* Listed entries
## begin

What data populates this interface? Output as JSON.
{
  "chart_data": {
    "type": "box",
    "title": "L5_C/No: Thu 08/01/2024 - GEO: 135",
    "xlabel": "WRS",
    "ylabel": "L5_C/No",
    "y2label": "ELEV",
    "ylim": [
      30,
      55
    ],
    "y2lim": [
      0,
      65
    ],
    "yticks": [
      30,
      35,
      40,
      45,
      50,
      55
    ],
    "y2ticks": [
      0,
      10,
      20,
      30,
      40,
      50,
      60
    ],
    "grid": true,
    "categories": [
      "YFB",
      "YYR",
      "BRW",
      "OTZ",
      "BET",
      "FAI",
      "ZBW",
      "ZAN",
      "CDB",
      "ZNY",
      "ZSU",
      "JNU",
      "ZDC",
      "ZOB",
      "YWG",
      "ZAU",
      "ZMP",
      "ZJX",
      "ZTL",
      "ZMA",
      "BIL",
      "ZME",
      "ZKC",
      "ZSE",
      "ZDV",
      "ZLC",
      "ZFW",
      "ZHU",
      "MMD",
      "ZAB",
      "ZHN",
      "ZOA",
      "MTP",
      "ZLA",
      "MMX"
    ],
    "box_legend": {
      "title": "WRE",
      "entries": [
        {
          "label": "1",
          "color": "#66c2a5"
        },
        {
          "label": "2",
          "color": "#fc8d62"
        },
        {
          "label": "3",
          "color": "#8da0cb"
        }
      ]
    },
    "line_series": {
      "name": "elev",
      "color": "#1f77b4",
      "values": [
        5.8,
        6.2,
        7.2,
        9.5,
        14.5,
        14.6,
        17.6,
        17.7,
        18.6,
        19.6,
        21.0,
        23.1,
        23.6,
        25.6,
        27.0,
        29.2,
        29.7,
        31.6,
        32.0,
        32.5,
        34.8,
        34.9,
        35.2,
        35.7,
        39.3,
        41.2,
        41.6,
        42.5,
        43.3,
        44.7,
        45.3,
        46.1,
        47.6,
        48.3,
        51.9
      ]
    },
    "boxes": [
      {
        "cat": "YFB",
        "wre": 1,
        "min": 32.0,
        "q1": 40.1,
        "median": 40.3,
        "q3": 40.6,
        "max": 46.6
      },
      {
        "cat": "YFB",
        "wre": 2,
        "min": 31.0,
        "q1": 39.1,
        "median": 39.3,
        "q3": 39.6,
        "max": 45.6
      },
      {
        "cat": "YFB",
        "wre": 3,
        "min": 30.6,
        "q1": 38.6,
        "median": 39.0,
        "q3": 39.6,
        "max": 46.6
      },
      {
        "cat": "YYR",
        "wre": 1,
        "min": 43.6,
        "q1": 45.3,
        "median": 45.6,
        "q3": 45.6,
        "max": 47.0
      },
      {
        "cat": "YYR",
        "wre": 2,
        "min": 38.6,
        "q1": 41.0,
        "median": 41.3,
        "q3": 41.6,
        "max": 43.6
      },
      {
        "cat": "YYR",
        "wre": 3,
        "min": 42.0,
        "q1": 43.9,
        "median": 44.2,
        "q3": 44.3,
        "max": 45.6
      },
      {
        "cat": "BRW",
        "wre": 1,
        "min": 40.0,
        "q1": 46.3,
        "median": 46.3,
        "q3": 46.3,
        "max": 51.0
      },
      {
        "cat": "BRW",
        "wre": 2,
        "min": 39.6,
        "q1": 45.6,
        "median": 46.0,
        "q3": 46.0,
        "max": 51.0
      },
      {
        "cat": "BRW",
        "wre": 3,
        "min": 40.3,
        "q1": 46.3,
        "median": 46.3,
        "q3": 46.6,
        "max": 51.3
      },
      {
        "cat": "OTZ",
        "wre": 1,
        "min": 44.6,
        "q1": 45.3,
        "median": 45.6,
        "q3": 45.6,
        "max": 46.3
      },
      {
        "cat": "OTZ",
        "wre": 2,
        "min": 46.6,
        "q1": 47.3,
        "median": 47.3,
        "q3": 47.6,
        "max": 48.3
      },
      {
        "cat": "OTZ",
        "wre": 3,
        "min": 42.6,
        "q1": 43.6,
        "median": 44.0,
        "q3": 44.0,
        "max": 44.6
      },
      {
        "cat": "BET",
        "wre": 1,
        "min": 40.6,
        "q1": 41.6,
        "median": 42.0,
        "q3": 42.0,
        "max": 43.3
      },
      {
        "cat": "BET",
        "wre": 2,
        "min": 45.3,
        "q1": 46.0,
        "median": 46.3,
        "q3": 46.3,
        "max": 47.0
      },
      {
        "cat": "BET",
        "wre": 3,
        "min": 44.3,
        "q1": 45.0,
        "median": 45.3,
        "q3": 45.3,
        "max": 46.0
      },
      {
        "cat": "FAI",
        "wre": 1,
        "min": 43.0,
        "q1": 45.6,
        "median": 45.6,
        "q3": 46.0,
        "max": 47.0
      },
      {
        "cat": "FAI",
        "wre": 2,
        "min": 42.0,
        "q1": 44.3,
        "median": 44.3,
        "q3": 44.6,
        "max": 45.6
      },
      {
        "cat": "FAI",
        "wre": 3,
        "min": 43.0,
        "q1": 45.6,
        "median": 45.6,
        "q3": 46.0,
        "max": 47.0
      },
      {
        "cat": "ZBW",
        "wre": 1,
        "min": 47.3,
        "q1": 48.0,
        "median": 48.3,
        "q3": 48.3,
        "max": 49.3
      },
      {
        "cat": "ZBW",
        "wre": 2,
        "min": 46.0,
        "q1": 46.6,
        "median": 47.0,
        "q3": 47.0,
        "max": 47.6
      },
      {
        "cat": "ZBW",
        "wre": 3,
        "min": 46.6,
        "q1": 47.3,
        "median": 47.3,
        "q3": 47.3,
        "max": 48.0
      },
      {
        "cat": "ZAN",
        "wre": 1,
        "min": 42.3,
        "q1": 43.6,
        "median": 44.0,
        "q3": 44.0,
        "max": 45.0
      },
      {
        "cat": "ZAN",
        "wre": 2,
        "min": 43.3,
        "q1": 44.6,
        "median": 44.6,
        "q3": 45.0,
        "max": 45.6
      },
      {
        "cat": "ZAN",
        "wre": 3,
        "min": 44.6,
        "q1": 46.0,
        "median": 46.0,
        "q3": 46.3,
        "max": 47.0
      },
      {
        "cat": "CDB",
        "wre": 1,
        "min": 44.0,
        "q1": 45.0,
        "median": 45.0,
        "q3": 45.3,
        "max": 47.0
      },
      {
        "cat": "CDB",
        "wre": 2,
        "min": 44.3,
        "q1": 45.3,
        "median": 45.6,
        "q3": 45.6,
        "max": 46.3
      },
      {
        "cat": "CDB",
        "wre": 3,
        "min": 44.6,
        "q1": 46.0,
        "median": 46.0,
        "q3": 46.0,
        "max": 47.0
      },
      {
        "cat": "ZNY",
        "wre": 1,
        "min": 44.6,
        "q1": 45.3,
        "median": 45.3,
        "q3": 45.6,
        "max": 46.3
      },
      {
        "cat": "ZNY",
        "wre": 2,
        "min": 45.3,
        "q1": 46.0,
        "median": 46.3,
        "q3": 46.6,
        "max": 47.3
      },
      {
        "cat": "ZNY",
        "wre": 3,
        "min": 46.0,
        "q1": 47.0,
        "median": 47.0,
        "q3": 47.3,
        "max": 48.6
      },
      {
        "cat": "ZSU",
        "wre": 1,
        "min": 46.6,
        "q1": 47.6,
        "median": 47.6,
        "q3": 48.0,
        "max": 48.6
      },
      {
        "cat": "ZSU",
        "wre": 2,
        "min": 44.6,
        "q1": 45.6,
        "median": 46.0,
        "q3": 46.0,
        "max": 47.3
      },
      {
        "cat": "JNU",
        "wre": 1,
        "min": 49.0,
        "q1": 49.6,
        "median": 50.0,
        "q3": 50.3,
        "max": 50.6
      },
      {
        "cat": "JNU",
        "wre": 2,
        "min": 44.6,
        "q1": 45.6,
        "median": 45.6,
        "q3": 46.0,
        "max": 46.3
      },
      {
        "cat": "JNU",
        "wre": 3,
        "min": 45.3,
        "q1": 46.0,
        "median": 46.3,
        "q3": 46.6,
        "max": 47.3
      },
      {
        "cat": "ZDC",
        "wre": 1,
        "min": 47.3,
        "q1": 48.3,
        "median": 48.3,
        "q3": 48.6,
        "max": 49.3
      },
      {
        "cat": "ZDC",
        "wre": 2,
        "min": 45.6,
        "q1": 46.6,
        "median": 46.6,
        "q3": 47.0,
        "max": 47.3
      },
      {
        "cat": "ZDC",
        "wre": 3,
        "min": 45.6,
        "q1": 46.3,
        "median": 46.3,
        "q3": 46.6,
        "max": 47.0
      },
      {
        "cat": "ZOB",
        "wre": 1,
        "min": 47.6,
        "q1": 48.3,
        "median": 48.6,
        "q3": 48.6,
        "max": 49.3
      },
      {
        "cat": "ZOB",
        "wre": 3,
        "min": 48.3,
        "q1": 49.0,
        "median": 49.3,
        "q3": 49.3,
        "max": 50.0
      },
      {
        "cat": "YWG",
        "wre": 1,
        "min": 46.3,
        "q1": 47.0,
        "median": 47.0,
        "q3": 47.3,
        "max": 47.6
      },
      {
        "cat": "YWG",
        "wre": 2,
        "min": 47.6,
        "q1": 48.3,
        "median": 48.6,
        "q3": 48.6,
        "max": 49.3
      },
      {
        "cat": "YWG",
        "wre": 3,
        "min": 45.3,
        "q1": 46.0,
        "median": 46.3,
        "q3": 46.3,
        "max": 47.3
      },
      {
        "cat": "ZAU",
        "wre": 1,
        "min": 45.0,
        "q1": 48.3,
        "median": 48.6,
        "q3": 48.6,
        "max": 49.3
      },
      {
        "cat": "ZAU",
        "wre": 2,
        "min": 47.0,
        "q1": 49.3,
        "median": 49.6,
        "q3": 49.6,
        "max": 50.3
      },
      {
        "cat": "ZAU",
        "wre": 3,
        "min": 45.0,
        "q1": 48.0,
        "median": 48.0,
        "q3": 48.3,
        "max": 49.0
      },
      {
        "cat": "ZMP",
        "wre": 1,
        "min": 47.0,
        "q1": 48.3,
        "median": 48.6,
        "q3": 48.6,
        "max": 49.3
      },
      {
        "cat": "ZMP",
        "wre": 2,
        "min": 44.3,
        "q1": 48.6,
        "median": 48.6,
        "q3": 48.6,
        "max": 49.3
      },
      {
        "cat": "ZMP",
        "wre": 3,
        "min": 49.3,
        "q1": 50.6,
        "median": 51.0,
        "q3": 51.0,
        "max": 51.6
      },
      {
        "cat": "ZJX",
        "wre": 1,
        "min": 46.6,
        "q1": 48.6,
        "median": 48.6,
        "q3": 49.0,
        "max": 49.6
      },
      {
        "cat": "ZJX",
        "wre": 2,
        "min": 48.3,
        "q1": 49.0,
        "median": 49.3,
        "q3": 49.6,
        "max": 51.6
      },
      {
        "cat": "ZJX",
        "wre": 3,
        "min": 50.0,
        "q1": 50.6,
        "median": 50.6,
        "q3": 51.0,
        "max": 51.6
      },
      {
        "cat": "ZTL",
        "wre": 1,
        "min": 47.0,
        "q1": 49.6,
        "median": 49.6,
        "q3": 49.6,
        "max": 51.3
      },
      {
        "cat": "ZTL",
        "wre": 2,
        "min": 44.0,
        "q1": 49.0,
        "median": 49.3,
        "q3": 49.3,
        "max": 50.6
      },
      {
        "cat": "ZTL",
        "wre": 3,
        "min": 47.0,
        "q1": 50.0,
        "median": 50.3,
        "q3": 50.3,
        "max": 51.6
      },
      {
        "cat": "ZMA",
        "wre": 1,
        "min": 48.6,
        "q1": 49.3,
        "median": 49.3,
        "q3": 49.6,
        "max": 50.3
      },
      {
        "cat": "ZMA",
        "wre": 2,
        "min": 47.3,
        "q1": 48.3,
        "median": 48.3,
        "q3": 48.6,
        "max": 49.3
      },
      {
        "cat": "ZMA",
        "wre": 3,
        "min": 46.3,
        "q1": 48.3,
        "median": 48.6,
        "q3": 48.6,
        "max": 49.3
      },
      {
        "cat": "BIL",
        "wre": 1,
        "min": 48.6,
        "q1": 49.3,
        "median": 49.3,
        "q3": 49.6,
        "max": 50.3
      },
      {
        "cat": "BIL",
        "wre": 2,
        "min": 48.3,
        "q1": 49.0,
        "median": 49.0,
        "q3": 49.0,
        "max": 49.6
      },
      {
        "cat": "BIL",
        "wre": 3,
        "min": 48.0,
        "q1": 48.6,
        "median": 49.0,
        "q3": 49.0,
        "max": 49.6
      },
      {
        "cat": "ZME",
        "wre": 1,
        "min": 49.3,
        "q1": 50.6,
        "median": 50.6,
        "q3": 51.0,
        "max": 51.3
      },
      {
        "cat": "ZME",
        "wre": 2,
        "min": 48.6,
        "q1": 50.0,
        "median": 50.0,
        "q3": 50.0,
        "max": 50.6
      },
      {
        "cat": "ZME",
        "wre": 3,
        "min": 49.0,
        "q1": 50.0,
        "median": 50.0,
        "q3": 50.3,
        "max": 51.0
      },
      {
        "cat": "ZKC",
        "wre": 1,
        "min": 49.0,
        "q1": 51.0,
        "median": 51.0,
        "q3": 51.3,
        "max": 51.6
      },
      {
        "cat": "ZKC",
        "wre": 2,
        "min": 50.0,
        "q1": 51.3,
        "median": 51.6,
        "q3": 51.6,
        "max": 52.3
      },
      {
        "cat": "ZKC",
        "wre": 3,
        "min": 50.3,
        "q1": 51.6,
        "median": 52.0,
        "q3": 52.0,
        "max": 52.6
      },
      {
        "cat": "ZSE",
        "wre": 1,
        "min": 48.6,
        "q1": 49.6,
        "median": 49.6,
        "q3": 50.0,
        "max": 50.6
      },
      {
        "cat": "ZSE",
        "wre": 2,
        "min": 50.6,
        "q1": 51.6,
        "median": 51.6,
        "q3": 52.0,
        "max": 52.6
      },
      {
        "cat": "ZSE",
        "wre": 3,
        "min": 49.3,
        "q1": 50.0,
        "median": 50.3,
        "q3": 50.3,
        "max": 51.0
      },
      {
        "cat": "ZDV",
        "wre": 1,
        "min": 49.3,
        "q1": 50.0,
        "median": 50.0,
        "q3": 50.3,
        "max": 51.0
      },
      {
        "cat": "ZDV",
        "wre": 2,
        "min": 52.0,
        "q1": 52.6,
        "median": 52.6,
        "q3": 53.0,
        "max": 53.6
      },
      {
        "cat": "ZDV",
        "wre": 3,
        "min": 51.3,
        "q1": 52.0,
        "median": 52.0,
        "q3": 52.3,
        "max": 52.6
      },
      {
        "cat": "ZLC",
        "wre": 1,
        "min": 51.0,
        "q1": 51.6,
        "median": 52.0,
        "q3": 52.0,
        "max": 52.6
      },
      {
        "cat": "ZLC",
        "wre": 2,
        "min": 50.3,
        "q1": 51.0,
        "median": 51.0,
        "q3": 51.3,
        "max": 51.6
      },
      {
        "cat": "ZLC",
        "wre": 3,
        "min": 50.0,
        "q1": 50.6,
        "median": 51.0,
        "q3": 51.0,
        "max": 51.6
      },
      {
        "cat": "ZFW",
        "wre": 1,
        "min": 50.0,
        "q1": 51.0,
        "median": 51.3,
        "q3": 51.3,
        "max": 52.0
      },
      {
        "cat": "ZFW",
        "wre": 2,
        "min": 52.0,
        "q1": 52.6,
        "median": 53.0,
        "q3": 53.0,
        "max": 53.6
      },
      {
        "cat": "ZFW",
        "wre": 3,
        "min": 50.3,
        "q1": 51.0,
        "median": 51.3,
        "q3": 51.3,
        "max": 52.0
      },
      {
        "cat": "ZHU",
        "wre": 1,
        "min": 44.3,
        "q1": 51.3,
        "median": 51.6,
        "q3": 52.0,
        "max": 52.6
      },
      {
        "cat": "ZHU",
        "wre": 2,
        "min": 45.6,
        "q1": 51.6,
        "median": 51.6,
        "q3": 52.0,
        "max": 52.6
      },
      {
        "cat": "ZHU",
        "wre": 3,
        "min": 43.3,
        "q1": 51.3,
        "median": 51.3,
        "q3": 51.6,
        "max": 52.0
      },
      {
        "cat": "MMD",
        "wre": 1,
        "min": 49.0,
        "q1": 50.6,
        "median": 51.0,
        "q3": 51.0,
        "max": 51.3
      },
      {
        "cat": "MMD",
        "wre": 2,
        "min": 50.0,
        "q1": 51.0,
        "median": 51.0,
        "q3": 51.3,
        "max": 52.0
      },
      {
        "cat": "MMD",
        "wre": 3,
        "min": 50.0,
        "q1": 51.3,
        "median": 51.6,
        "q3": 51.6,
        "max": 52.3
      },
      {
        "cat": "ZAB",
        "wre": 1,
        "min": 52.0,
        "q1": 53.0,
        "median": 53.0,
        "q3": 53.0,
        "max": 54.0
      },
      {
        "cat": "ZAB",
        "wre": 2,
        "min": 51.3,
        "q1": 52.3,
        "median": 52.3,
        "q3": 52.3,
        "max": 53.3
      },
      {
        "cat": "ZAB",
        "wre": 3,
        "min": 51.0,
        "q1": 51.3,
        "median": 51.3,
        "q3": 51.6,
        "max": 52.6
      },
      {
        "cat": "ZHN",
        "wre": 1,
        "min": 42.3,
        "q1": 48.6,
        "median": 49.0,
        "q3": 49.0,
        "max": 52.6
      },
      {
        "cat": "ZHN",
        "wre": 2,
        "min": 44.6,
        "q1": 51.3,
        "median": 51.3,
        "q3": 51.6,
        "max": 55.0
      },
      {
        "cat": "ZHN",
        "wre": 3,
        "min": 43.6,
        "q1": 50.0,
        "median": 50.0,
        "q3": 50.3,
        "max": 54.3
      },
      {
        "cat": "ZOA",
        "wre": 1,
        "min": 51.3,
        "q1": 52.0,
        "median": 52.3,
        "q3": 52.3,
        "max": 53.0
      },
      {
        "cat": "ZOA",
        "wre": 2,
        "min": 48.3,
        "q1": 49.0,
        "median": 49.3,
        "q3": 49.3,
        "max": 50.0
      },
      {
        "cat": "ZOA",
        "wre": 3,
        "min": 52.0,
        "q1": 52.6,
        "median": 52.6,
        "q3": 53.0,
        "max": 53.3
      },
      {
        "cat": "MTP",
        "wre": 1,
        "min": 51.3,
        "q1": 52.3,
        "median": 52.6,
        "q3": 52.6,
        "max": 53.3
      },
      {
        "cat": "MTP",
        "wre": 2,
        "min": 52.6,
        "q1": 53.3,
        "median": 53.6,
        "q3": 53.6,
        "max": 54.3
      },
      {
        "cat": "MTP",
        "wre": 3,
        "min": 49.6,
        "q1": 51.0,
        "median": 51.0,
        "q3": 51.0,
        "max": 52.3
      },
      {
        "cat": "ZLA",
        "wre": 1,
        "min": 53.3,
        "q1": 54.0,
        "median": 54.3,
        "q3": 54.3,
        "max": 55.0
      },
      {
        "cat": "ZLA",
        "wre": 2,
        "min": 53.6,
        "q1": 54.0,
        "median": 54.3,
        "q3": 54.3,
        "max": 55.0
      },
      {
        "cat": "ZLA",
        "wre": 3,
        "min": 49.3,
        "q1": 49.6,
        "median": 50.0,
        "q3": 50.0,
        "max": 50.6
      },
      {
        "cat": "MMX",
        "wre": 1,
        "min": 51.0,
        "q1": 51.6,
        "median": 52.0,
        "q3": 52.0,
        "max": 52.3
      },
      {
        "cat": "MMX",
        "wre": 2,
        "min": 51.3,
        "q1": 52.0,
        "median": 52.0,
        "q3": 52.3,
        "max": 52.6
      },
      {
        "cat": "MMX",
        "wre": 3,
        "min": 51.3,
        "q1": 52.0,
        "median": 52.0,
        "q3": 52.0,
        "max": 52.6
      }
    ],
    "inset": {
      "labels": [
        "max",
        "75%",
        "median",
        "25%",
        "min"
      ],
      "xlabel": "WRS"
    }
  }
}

## end

* To do
Look through the data above. Copy every line with the string "color" in it.

* Finished answer
          "color": "#66c2a5"
          "color": "#fc8d62"
          "color": "#8da0cb"
      "color": "#1f77b4",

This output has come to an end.